* START Dataset entries *

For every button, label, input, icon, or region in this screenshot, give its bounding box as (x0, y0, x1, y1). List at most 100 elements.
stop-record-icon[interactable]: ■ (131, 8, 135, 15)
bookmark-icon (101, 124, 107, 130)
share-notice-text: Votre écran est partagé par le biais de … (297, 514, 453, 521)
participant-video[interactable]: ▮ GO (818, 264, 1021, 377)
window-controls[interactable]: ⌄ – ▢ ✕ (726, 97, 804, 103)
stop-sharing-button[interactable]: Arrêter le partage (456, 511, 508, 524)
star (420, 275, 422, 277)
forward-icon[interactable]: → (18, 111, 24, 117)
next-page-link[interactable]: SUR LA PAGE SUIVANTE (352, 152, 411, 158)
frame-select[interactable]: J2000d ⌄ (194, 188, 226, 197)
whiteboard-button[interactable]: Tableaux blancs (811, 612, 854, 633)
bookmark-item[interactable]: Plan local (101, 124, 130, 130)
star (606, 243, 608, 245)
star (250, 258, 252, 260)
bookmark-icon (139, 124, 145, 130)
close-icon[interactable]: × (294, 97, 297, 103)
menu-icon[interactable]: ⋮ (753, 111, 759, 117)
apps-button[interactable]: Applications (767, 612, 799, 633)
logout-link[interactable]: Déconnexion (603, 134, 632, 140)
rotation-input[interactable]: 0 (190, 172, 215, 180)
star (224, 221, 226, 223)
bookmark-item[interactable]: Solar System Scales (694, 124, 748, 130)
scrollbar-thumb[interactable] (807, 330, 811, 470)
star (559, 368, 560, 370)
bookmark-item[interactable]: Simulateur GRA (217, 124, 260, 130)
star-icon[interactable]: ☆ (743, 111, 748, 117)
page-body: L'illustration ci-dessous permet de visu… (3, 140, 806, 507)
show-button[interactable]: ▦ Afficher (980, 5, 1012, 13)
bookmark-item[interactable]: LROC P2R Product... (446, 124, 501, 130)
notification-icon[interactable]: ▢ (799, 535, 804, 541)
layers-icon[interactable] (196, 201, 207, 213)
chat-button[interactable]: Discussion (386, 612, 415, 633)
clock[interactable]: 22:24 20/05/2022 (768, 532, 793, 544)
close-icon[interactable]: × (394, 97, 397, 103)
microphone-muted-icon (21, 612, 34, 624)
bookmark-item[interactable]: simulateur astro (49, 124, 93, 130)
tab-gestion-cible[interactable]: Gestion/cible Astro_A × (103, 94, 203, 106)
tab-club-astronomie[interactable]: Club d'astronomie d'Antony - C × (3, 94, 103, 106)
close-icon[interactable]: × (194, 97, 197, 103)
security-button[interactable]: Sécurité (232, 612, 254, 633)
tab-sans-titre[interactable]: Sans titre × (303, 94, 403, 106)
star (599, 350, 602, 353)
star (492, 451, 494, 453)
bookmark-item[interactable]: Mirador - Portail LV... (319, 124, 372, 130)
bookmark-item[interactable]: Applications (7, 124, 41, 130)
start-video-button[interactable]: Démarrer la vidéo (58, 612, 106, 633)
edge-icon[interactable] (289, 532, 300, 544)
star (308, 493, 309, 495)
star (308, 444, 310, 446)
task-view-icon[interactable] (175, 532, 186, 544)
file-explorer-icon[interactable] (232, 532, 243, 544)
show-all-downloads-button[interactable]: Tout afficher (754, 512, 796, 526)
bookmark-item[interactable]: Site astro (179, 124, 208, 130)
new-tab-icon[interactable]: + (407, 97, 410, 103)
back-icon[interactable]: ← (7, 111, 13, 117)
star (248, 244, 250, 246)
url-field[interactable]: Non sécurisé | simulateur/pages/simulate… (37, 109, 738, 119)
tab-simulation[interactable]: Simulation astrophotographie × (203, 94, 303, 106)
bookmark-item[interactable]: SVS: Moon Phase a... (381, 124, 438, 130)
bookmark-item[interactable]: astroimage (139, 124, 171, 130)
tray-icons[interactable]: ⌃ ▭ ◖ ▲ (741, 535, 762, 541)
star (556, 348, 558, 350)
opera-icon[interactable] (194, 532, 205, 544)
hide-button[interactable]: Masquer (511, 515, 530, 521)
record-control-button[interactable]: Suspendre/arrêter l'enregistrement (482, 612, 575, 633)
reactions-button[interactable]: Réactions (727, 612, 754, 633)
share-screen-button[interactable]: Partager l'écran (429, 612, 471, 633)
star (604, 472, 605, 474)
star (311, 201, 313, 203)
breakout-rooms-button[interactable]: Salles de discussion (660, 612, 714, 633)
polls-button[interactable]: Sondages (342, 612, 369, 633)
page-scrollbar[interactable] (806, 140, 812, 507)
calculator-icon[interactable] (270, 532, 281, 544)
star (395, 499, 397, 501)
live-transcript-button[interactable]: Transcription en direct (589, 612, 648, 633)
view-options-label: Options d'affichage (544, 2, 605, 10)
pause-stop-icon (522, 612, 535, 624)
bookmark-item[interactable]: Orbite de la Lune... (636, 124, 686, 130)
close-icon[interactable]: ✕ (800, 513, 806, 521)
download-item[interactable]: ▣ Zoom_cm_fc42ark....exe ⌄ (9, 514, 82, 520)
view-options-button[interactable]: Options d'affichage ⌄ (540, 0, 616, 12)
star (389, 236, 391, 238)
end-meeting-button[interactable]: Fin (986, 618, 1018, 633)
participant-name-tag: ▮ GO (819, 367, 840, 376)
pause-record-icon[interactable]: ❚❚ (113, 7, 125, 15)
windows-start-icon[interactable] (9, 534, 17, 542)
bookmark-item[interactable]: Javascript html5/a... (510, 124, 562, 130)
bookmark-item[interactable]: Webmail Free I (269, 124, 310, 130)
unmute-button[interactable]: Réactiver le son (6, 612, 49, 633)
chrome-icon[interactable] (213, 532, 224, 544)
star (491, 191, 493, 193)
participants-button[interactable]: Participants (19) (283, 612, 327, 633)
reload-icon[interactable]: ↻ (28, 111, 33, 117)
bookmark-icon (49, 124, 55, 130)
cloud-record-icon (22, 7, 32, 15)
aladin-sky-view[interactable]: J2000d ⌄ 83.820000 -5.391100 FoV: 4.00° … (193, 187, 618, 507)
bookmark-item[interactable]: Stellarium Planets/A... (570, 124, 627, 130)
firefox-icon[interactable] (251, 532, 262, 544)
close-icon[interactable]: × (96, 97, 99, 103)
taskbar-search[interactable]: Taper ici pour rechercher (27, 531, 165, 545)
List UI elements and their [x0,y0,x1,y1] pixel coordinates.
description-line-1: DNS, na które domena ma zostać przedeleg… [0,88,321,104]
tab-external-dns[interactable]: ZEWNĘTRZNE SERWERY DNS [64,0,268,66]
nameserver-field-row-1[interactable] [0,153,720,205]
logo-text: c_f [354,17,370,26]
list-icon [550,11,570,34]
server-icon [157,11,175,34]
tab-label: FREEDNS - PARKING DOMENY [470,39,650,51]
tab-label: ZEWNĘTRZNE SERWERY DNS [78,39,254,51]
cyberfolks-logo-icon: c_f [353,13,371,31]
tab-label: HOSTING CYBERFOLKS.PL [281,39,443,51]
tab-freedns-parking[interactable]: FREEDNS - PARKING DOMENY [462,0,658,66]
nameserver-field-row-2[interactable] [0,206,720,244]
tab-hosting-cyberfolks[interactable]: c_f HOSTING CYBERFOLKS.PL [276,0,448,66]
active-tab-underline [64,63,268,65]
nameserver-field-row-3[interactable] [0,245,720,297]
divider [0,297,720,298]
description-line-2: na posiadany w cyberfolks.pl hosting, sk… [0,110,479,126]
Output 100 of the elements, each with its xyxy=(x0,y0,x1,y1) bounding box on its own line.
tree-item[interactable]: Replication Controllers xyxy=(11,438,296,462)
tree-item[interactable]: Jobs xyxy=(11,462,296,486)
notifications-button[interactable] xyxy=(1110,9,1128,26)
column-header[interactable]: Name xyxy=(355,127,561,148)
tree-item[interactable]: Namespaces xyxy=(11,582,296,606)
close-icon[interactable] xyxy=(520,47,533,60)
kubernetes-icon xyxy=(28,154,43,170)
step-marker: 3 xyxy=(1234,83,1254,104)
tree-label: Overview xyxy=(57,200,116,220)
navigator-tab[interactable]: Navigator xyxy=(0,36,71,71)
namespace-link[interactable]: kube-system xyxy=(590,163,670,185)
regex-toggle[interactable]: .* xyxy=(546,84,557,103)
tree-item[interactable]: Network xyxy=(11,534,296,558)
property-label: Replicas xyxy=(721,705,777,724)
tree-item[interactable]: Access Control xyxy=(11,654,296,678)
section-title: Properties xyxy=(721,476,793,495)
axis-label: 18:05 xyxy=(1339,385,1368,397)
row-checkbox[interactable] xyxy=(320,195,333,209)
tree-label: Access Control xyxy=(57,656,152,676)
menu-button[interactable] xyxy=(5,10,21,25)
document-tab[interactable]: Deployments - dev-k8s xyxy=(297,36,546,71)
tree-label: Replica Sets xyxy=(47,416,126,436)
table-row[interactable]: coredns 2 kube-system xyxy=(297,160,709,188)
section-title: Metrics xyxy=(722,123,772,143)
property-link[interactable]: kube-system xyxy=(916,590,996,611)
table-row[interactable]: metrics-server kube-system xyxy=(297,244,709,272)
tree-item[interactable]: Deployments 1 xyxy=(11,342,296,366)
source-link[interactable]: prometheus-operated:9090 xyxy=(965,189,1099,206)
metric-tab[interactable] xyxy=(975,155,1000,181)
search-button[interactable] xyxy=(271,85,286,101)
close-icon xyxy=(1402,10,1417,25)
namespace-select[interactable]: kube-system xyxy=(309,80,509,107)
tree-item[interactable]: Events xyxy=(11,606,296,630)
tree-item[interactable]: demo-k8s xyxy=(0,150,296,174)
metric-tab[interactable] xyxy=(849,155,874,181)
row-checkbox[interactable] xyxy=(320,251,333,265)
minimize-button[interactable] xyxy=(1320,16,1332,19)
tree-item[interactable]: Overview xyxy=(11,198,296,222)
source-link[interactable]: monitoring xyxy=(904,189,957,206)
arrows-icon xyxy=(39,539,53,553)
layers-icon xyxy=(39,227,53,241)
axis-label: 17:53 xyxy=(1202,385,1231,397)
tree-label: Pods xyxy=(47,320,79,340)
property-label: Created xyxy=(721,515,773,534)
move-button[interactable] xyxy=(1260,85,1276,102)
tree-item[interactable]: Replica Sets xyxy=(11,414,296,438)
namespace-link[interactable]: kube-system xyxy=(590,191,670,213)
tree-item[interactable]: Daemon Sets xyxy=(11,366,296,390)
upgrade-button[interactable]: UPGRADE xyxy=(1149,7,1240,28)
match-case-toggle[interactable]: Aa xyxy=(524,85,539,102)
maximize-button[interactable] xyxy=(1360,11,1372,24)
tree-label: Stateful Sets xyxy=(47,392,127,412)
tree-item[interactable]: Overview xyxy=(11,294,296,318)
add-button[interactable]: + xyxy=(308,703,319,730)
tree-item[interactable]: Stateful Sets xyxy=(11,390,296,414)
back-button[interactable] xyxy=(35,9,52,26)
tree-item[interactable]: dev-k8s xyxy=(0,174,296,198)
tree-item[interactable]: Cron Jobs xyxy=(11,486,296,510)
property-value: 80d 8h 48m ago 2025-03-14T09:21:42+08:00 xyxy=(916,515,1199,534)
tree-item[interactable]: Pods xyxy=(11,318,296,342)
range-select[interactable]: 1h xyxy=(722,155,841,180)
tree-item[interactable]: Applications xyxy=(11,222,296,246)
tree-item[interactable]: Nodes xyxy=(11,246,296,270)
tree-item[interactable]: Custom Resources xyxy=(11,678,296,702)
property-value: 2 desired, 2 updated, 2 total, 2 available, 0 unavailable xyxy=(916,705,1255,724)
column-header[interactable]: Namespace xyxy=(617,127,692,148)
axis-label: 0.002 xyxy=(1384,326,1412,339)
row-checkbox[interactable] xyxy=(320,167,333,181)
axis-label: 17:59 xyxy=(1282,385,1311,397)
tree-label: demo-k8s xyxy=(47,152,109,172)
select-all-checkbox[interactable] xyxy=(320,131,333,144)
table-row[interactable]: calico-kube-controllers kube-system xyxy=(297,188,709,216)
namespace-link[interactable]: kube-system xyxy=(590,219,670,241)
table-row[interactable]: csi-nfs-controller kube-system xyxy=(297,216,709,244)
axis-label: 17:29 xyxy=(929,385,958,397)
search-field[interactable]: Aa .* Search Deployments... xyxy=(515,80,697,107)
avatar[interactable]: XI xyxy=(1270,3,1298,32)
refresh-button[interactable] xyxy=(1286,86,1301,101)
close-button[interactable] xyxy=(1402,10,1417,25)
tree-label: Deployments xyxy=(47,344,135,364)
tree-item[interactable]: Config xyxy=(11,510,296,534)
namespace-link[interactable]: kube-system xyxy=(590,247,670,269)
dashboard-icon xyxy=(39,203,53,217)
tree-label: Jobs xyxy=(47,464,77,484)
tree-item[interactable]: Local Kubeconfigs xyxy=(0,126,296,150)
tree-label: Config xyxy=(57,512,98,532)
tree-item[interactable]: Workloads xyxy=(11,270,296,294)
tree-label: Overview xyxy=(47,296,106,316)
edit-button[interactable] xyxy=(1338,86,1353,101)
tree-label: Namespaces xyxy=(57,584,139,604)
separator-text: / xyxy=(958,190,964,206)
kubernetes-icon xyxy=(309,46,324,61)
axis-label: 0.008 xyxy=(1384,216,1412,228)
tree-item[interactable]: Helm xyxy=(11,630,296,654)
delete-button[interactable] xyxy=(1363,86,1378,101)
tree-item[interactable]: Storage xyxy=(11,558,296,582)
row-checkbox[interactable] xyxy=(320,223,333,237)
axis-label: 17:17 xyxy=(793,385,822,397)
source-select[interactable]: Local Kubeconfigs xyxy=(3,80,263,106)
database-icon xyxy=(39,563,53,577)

* END Dataset entries *

▶ **Objective**: Starting from the first line of the entries and stopping after the line that contains "participant-video[interactable]: ▮ GO", write those lines out again with "screenshot" changed to "image" and nothing else altered.

▶ **Response to the exercise**:
For every button, label, input, icon, or region in this image, give its bounding box as (x0, y0, x1, y1). List at most 100 elements.
stop-record-icon[interactable]: ■ (131, 8, 135, 15)
bookmark-icon (101, 124, 107, 130)
share-notice-text: Votre écran est partagé par le biais de … (297, 514, 453, 521)
participant-video[interactable]: ▮ GO (818, 264, 1021, 377)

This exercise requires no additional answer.